◆ **Requirement**: Write down each entry again, exactly as it reads.

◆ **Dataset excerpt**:
::::::::

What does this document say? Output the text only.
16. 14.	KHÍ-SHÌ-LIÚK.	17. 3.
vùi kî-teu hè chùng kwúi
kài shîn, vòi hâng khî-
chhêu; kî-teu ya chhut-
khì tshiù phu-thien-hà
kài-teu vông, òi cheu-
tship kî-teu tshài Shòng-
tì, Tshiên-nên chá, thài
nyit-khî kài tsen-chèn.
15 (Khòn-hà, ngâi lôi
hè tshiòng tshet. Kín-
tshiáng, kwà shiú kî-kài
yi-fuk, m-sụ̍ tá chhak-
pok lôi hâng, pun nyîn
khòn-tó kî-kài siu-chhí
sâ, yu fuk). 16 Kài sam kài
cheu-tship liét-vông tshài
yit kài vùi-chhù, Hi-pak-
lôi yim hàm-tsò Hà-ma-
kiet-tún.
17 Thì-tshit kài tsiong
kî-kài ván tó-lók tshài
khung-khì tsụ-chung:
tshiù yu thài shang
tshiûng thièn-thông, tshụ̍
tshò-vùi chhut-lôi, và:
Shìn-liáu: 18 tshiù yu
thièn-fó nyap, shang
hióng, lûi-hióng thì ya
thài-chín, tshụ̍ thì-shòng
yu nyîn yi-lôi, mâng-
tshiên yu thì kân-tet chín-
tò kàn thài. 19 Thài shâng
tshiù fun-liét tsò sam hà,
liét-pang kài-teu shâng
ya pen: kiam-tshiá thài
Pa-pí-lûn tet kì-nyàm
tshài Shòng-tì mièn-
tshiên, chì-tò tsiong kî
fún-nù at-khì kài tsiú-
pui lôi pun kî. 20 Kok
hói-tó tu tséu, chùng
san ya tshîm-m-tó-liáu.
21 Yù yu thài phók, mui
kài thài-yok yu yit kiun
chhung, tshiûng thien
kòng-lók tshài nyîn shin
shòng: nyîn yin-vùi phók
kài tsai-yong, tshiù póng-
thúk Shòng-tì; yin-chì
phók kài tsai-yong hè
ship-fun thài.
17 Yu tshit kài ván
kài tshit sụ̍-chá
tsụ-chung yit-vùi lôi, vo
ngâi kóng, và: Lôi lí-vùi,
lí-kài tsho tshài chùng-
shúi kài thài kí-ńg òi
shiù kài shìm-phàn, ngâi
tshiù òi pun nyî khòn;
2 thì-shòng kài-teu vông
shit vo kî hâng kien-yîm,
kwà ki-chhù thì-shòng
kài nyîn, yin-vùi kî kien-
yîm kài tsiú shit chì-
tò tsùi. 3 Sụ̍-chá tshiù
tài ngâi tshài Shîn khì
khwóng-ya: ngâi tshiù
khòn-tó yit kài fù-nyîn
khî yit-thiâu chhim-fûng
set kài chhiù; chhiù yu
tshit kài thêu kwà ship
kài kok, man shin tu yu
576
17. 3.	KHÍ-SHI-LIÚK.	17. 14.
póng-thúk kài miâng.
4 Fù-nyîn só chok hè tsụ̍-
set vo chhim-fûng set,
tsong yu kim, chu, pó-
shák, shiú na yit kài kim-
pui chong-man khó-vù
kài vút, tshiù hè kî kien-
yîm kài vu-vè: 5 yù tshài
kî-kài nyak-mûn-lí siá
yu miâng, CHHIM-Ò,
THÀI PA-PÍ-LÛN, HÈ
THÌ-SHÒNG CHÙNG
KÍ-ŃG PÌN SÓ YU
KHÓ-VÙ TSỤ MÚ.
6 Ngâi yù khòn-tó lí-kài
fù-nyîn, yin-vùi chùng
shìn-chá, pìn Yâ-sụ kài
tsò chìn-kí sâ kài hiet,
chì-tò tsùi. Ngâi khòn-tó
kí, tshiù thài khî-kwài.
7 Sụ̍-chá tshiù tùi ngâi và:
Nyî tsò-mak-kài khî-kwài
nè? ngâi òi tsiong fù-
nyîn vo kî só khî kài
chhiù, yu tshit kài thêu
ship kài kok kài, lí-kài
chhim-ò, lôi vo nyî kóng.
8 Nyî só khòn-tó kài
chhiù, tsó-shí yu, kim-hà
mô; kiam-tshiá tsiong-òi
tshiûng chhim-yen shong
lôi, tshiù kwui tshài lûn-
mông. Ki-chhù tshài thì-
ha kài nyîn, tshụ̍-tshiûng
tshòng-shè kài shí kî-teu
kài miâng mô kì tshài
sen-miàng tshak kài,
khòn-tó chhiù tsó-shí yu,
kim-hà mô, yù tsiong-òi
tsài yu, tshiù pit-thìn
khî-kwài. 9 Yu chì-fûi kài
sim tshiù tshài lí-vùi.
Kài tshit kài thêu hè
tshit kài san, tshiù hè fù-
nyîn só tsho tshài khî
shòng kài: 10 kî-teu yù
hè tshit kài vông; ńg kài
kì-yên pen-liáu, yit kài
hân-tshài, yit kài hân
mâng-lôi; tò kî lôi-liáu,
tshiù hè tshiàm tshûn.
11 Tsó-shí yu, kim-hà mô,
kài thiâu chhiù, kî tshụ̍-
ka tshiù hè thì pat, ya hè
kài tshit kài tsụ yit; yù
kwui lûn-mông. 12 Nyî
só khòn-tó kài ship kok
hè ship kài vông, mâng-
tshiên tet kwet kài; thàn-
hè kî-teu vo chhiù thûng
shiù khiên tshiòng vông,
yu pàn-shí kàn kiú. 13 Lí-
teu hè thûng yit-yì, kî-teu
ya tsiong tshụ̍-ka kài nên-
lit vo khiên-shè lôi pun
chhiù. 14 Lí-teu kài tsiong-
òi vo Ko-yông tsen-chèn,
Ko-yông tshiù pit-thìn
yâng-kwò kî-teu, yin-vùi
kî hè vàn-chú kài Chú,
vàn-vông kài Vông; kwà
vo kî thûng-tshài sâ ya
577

::::::::

◆ **Reply**:
What does this document say? Output the text only.
16. 14.	KHÍ-SHÌ-LIÚK.	17. 3.
vùi kî-teu hè chùng kwúi
kài shîn, vòi hâng khî-
chhêu; kî-teu ya chhut-
khì tshiù phu-thien-hà
kài-teu vông, òi cheu-
tship kî-teu tshài Shòng-
tì, Tshiên-nên chá, thài
nyit-khî kài tsen-chèn.
15 (Khòn-hà, ngâi lôi
hè tshiòng tshet. Kín-
tshiáng, kwà shiú kî-kài
yi-fuk, m-sụ̍ tá chhak-
pok lôi hâng, pun nyîn
khòn-tó kî-kài siu-chhí
sâ, yu fuk). 16 Kài sam kài
cheu-tship liét-vông tshài
yit kài vùi-chhù, Hi-pak-
lôi yim hàm-tsò Hà-ma-
kiet-tún.
17 Thì-tshit kài tsiong
kî-kài ván tó-lók tshài
khung-khì tsụ-chung:
tshiù yu thài shang
tshiûng thièn-thông, tshụ̍
tshò-vùi chhut-lôi, và:
Shìn-liáu: 18 tshiù yu
thièn-fó nyap, shang
hióng, lûi-hióng thì ya
thài-chín, tshụ̍ thì-shòng
yu nyîn yi-lôi, mâng-
tshiên yu thì kân-tet chín-
tò kàn thài. 19 Thài shâng
tshiù fun-liét tsò sam hà,
liét-pang kài-teu shâng
ya pen: kiam-tshiá thài
Pa-pí-lûn tet kì-nyàm
tshài Shòng-tì mièn-
tshiên, chì-tò tsiong kî
fún-nù at-khì kài tsiú-
pui lôi pun kî. 20 Kok
hói-tó tu tséu, chùng
san ya tshîm-m-tó-liáu.
21 Yù yu thài phók, mui
kài thài-yok yu yit kiun
chhung, tshiûng thien
kòng-lók tshài nyîn shin
shòng: nyîn yin-vùi phók
kài tsai-yong, tshiù póng-
thúk Shòng-tì; yin-chì
phók kài tsai-yong hè
ship-fun thài.
17 Yu tshit kài ván
kài tshit sụ̍-chá
tsụ-chung yit-vùi lôi, vo
ngâi kóng, và: Lôi lí-vùi,
lí-kài tsho tshài chùng-
shúi kài thài kí-ńg òi
shiù kài shìm-phàn, ngâi
tshiù òi pun nyî khòn;
2 thì-shòng kài-teu vông
shit vo kî hâng kien-yîm,
kwà ki-chhù thì-shòng
kài nyîn, yin-vùi kî kien-
yîm kài tsiú shit chì-
tò tsùi. 3 Sụ̍-chá tshiù
tài ngâi tshài Shîn khì
khwóng-ya: ngâi tshiù
khòn-tó yit kài fù-nyîn
khî yit-thiâu chhim-fûng
set kài chhiù; chhiù yu
tshit kài thêu kwà ship
kài kok, man shin tu yu
576
17. 3.	KHÍ-SHI-LIÚK.	17. 14.
póng-thúk kài miâng.
4 Fù-nyîn só chok hè tsụ̍-
set vo chhim-fûng set,
tsong yu kim, chu, pó-
shák, shiú na yit kài kim-
pui chong-man khó-vù
kài vút, tshiù hè kî kien-
yîm kài vu-vè: 5 yù tshài
kî-kài nyak-mûn-lí siá
yu miâng, CHHIM-Ò,
THÀI PA-PÍ-LÛN, HÈ
THÌ-SHÒNG CHÙNG
KÍ-ŃG PÌN SÓ YU
KHÓ-VÙ TSỤ MÚ.
6 Ngâi yù khòn-tó lí-kài
fù-nyîn, yin-vùi chùng
shìn-chá, pìn Yâ-sụ kài
tsò chìn-kí sâ kài hiet,
chì-tò tsùi. Ngâi khòn-tó
kí, tshiù thài khî-kwài.
7 Sụ̍-chá tshiù tùi ngâi và:
Nyî tsò-mak-kài khî-kwài
nè? ngâi òi tsiong fù-
nyîn vo kî só khî kài
chhiù, yu tshit kài thêu
ship kài kok kài, lí-kài
chhim-ò, lôi vo nyî kóng.
8 Nyî só khòn-tó kài
chhiù, tsó-shí yu, kim-hà
mô; kiam-tshiá tsiong-òi
tshiûng chhim-yen shong
lôi, tshiù kwui tshài lûn-
mông. Ki-chhù tshài thì-
ha kài nyîn, tshụ̍-tshiûng
tshòng-shè kài shí kî-teu
kài miâng mô kì tshài
sen-miàng tshak kài,
khòn-tó chhiù tsó-shí yu,
kim-hà mô, yù tsiong-òi
tsài yu, tshiù pit-thìn
khî-kwài. 9 Yu chì-fûi kài
sim tshiù tshài lí-vùi.
Kài tshit kài thêu hè
tshit kài san, tshiù hè fù-
nyîn só tsho tshài khî
shòng kài: 10 kî-teu yù
hè tshit kài vông; ńg kài
kì-yên pen-liáu, yit kài
hân-tshài, yit kài hân
mâng-lôi; tò kî lôi-liáu,
tshiù hè tshiàm tshûn.
11 Tsó-shí yu, kim-hà mô,
kài thiâu chhiù, kî tshụ̍-
ka tshiù hè thì pat, ya hè
kài tshit kài tsụ yit; yù
kwui lûn-mông. 12 Nyî
só khòn-tó kài ship kok
hè ship kài vông, mâng-
tshiên tet kwet kài; thàn-
hè kî-teu vo chhiù thûng
shiù khiên tshiòng vông,
yu pàn-shí kàn kiú. 13 Lí-
teu hè thûng yit-yì, kî-teu
ya tsiong tshụ̍-ka kài nên-
lit vo khiên-shè lôi pun
chhiù. 14 Lí-teu kài tsiong-
òi vo Ko-yông tsen-chèn,
Ko-yông tshiù pit-thìn
yâng-kwò kî-teu, yin-vùi
kî hè vàn-chú kài Chú,
vàn-vông kài Vông; kwà
vo kî thûng-tshài sâ ya
577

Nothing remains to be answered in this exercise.